> [SET PROBLEM]:
Rewrite the lines from the start of the records through the line containing "plot-area <box>87 20 1052 290</box>", inclusive, changing "legend-swatch" to "legend-marker" and leaving everything else as it is.

##### INPUT MATERIAL #####

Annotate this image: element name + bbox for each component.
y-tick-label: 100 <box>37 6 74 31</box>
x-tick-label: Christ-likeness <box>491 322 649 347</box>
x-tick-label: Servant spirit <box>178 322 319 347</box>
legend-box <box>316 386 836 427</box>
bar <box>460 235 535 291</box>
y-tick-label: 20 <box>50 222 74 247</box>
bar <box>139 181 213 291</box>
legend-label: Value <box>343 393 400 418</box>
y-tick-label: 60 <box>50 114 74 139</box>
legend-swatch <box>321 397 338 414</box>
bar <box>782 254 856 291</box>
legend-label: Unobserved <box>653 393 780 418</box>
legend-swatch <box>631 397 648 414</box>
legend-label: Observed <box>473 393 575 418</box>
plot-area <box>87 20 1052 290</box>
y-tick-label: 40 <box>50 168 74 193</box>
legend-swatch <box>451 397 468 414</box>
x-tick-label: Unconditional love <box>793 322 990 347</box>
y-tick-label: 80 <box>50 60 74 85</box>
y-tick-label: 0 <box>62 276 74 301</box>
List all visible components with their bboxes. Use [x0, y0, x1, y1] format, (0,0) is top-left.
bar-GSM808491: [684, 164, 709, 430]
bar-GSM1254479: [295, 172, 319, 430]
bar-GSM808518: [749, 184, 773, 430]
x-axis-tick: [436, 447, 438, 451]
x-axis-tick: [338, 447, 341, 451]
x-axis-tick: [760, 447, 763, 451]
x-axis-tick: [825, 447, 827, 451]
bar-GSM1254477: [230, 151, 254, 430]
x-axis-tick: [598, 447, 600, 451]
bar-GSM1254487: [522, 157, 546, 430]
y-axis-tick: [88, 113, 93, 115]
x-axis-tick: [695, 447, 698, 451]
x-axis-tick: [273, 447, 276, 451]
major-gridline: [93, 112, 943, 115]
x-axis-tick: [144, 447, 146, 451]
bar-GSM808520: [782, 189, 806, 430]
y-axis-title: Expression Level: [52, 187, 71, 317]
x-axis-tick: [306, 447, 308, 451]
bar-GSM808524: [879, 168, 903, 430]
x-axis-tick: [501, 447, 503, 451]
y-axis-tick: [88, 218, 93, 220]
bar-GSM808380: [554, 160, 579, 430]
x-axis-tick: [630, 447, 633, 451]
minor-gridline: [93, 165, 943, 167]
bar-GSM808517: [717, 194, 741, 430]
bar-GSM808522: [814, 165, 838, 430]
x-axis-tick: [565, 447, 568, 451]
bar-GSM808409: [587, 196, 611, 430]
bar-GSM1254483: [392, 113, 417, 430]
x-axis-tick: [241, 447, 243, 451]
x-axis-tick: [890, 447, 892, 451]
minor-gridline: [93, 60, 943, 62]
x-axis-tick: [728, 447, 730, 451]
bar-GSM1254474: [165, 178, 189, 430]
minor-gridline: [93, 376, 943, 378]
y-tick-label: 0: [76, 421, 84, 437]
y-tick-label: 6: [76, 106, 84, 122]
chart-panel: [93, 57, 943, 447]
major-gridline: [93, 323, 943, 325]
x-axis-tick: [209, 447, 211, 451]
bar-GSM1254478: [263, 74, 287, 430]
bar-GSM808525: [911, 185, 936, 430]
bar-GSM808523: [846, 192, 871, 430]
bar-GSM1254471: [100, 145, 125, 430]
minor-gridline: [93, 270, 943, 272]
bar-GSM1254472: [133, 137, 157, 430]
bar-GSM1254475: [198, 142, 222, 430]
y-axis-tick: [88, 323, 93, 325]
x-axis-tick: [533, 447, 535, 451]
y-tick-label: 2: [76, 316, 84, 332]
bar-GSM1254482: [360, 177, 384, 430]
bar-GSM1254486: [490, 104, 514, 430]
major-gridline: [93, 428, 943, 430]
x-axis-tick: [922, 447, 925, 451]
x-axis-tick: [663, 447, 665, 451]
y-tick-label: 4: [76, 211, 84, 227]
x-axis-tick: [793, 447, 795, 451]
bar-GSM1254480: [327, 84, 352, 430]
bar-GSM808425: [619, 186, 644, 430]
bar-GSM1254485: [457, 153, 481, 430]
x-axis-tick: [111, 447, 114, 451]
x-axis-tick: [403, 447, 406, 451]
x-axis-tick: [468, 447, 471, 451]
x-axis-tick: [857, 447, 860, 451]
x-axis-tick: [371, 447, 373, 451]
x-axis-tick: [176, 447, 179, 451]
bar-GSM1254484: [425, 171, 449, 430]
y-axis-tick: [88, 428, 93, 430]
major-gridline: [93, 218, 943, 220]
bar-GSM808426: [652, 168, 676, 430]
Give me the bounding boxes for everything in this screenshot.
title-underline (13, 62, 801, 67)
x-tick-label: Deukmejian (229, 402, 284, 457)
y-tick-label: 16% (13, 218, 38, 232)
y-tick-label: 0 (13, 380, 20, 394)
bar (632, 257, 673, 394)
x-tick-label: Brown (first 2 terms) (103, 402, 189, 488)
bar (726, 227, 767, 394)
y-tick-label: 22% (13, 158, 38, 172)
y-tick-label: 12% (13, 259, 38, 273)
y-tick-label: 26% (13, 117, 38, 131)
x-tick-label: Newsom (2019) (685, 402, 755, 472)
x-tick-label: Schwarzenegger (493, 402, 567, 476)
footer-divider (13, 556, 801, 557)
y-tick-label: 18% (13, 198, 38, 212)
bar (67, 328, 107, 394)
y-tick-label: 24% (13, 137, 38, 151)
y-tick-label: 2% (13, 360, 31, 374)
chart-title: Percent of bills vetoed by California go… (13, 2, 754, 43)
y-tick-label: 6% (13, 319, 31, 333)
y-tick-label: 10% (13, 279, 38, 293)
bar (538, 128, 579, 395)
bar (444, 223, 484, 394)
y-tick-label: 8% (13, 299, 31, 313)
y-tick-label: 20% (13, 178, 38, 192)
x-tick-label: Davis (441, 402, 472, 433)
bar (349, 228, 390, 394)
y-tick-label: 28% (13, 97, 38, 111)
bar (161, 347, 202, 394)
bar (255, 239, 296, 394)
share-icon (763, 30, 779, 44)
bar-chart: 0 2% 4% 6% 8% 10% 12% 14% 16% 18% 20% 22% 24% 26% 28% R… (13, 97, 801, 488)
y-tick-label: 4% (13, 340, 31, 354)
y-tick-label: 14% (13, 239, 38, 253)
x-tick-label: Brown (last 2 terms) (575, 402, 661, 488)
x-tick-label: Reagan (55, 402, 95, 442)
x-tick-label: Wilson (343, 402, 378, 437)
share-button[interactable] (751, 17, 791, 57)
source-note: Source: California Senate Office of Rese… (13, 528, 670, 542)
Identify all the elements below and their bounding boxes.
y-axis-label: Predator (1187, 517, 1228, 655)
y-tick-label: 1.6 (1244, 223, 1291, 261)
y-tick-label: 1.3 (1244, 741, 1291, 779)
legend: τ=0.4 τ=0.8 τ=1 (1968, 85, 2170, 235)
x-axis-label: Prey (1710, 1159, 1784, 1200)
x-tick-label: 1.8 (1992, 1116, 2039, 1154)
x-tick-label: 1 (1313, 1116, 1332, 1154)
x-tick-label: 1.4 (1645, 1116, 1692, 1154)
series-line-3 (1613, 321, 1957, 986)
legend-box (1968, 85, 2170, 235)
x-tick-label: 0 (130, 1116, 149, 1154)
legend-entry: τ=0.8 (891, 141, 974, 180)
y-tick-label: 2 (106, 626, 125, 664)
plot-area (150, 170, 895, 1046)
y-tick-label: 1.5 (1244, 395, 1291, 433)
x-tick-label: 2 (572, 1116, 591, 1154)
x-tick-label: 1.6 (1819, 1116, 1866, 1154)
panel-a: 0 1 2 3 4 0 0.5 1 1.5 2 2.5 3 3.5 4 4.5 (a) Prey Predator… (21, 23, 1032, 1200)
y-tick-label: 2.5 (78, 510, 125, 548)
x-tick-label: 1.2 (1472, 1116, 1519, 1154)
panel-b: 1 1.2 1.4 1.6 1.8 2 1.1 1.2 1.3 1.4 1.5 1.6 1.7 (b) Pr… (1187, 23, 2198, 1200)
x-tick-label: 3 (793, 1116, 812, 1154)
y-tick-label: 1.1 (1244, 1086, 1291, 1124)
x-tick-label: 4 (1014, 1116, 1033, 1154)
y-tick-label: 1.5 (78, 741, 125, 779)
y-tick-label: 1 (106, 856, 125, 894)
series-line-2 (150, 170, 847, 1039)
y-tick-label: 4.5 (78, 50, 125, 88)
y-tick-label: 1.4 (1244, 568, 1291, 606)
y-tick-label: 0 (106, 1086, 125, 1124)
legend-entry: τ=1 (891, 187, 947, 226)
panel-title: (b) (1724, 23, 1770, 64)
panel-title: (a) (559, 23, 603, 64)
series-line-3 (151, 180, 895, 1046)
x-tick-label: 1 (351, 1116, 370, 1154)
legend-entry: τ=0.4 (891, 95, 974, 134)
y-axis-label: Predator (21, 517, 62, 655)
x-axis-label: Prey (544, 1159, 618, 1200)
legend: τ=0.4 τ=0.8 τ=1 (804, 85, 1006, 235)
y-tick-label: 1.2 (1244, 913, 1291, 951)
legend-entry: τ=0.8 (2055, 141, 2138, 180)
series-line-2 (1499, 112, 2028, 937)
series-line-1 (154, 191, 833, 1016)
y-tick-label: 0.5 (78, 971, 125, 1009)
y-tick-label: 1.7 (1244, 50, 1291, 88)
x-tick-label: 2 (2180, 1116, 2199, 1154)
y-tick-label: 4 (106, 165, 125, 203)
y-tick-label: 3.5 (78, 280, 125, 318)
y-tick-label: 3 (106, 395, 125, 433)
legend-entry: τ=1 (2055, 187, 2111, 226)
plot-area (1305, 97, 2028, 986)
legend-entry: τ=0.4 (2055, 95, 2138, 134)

#####

> [TASK OUTPUT]:
Annotate this image: element name + bbox for each component.
y-tick-label: 100 <box>37 6 74 31</box>
x-tick-label: Christ-likeness <box>491 322 649 347</box>
x-tick-label: Servant spirit <box>178 322 319 347</box>
legend-box <box>316 386 836 427</box>
bar <box>460 235 535 291</box>
y-tick-label: 20 <box>50 222 74 247</box>
bar <box>139 181 213 291</box>
legend-label: Value <box>343 393 400 418</box>
y-tick-label: 60 <box>50 114 74 139</box>
legend-marker <box>321 397 338 414</box>
bar <box>782 254 856 291</box>
legend-label: Unobserved <box>653 393 780 418</box>
legend-marker <box>631 397 648 414</box>
legend-label: Observed <box>473 393 575 418</box>
plot-area <box>87 20 1052 290</box>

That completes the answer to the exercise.